— START OF Material provided —
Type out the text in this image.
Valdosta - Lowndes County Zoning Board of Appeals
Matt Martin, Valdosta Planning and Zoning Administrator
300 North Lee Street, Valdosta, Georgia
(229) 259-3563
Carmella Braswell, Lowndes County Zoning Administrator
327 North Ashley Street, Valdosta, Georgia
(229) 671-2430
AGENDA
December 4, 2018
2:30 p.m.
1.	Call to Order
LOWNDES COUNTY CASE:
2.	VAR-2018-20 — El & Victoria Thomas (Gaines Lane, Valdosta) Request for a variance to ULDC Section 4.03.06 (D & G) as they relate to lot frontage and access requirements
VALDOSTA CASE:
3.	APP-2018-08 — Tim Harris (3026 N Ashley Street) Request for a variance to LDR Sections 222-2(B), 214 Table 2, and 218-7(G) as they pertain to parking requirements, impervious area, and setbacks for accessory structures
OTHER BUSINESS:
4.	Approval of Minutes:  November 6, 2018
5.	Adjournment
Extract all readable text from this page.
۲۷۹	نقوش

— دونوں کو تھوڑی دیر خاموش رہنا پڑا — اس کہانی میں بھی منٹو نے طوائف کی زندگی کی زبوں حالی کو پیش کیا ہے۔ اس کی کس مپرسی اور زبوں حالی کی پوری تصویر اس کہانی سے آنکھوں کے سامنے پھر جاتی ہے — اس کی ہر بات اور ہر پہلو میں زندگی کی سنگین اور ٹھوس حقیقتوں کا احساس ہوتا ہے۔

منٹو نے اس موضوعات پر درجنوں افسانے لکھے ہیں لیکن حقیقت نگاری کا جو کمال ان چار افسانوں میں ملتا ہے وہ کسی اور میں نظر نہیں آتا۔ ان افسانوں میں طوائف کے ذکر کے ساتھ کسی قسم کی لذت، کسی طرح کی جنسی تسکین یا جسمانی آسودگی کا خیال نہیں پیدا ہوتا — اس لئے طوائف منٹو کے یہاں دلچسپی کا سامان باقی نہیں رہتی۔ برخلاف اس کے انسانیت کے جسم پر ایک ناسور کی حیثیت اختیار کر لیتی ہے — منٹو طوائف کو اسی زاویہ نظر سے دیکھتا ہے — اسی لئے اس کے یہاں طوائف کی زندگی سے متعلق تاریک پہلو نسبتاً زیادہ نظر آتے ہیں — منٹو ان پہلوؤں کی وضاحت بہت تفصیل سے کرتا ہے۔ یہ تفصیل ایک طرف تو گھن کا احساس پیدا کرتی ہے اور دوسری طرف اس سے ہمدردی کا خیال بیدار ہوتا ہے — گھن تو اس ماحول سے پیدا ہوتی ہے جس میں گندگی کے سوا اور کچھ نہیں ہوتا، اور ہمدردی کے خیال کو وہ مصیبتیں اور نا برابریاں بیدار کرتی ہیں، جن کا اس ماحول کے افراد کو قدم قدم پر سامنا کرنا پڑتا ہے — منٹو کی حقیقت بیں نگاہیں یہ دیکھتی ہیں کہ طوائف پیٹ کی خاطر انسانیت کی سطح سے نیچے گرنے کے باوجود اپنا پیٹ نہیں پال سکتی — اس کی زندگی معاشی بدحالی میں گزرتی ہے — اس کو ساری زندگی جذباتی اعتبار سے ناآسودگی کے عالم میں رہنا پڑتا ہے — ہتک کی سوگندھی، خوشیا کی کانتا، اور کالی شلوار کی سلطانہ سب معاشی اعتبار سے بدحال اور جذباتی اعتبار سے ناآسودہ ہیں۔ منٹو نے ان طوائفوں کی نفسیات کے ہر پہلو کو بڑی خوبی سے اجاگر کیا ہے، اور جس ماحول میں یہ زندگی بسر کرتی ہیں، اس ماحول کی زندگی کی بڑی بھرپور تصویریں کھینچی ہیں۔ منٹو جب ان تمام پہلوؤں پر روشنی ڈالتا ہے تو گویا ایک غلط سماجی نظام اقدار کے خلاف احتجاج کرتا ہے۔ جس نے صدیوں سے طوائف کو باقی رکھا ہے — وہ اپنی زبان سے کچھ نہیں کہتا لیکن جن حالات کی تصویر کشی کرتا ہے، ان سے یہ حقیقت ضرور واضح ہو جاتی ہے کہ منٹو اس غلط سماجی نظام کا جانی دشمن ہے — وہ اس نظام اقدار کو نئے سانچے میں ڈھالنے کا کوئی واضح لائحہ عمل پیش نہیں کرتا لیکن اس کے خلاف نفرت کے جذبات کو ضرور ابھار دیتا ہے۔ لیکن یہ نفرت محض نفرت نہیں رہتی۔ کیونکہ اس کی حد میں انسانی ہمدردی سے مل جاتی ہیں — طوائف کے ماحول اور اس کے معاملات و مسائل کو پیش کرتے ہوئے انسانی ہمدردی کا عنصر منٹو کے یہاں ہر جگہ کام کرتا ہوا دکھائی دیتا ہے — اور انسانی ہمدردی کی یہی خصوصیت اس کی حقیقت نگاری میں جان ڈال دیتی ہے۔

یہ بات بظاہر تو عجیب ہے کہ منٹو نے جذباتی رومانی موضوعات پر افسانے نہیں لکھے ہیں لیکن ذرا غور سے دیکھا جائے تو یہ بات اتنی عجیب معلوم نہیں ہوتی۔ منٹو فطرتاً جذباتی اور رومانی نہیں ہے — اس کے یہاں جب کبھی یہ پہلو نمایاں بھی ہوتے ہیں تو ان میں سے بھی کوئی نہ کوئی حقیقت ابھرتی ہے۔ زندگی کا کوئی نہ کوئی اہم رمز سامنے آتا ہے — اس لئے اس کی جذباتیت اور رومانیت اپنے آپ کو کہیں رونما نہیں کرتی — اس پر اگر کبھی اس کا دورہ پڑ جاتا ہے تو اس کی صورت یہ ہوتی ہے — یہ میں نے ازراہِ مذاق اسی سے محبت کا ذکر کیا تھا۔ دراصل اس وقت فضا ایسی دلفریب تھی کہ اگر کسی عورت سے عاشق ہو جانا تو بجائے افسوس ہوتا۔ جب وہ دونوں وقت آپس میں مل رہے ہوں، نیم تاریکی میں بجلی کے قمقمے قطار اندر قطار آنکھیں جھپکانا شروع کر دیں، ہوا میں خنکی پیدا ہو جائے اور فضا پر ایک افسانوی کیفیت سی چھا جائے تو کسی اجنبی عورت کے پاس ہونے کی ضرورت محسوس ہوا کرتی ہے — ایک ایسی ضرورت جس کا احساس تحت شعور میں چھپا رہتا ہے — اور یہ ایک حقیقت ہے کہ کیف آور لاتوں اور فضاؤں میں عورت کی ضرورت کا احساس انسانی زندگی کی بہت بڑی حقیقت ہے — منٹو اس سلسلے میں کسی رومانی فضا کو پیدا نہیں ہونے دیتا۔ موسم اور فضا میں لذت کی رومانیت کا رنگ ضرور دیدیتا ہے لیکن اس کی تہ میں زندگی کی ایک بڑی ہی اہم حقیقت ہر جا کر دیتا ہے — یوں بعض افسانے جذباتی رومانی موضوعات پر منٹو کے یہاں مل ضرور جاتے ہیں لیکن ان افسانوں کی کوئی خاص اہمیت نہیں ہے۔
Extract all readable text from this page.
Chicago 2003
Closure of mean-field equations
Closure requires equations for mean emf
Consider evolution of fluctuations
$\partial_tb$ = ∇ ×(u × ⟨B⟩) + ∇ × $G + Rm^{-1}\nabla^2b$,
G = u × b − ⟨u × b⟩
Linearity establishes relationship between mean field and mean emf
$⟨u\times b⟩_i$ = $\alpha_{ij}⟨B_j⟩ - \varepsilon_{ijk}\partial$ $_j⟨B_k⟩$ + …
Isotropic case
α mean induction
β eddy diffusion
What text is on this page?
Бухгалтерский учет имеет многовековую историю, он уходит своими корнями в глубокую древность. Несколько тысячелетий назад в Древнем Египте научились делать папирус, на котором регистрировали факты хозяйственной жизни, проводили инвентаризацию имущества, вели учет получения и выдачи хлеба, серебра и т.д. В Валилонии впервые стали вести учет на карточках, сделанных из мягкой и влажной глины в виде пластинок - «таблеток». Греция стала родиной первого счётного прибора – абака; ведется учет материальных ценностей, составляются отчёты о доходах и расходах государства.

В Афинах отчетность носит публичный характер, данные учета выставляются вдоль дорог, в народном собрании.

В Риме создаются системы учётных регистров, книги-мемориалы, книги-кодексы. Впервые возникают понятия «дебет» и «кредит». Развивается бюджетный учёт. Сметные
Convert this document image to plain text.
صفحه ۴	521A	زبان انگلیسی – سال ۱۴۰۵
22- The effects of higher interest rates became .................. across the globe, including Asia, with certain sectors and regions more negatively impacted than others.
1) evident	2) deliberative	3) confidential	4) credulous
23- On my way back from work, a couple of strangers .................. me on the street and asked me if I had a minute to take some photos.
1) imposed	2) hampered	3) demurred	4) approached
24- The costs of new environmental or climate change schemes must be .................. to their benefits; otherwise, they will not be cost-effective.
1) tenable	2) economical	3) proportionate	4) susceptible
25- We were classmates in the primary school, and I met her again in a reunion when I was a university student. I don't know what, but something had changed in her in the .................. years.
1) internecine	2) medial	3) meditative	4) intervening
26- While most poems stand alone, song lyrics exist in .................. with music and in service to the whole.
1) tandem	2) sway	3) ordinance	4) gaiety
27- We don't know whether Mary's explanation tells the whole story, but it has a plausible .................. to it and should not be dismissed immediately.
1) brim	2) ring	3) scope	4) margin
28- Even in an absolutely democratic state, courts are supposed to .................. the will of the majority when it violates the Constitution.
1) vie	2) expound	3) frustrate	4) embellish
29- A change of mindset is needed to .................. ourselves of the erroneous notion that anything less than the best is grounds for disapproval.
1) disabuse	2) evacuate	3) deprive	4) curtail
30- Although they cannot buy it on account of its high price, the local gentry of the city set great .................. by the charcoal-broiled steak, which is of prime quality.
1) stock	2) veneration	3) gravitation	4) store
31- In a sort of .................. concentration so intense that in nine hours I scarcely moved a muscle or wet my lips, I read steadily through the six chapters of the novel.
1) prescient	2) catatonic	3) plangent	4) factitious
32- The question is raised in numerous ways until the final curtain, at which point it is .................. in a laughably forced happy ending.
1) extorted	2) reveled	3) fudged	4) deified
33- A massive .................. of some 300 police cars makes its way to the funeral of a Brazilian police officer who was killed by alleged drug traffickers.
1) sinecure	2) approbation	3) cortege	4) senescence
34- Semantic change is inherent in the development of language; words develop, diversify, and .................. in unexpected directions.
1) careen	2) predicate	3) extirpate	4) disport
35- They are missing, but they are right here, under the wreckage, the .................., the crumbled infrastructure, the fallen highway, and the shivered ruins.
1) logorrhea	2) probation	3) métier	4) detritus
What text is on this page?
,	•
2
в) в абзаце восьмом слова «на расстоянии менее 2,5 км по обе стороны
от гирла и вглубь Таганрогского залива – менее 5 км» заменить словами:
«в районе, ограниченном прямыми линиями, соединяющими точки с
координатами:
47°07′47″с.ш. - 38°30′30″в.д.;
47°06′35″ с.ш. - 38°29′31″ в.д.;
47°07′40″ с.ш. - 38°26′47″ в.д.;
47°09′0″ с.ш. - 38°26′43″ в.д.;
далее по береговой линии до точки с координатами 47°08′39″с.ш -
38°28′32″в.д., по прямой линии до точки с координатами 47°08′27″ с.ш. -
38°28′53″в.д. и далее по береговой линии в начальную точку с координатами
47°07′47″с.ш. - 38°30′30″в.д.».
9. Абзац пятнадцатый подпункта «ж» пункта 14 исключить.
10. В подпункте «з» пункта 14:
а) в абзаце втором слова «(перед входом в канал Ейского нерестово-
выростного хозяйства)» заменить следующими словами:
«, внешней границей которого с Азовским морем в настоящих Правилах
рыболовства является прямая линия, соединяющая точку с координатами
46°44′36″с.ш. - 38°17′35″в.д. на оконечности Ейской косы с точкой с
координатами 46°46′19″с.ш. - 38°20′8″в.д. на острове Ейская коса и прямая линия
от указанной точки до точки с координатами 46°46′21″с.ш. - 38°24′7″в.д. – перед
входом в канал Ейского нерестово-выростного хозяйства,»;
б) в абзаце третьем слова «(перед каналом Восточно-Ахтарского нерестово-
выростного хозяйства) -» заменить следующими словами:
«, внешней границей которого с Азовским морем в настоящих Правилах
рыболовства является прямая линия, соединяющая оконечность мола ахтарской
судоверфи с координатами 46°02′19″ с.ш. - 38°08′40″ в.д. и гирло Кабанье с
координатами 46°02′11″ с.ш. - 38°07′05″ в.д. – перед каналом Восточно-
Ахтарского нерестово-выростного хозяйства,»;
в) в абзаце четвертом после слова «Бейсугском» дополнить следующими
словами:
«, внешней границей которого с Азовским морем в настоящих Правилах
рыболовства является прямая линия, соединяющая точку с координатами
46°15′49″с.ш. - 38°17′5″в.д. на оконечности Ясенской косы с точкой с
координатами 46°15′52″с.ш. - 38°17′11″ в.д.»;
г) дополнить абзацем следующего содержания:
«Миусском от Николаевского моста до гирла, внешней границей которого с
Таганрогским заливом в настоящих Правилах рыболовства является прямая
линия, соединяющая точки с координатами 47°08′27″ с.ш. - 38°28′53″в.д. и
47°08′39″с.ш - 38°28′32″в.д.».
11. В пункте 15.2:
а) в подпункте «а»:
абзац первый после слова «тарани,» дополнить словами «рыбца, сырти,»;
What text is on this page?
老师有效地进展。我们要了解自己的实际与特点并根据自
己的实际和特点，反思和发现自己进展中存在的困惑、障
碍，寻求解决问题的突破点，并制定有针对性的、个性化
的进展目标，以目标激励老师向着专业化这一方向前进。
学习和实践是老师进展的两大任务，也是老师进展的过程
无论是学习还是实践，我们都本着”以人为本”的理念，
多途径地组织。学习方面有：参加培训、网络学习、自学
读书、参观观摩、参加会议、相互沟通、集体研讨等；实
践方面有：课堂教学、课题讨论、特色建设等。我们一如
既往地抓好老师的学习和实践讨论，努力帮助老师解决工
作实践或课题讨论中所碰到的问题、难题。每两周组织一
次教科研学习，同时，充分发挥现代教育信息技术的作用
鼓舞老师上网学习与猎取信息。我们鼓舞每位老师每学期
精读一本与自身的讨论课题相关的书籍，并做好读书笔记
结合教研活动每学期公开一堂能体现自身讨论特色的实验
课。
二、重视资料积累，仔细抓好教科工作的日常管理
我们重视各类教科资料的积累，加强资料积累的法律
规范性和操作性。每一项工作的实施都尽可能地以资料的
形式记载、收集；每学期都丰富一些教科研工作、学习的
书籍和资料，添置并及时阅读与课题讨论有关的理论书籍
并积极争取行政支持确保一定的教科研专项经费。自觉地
— END OF Material provided —
Extract lines where the string "will" occurs.

→ Full answer
24- The costs of new environmental or climate change schemes must be .................. to their benefits; otherwise, they will not be cost-effective.
28- Even in an absolutely democratic state, courts are supposed to .................. the will of the majority when it violates the Constitution.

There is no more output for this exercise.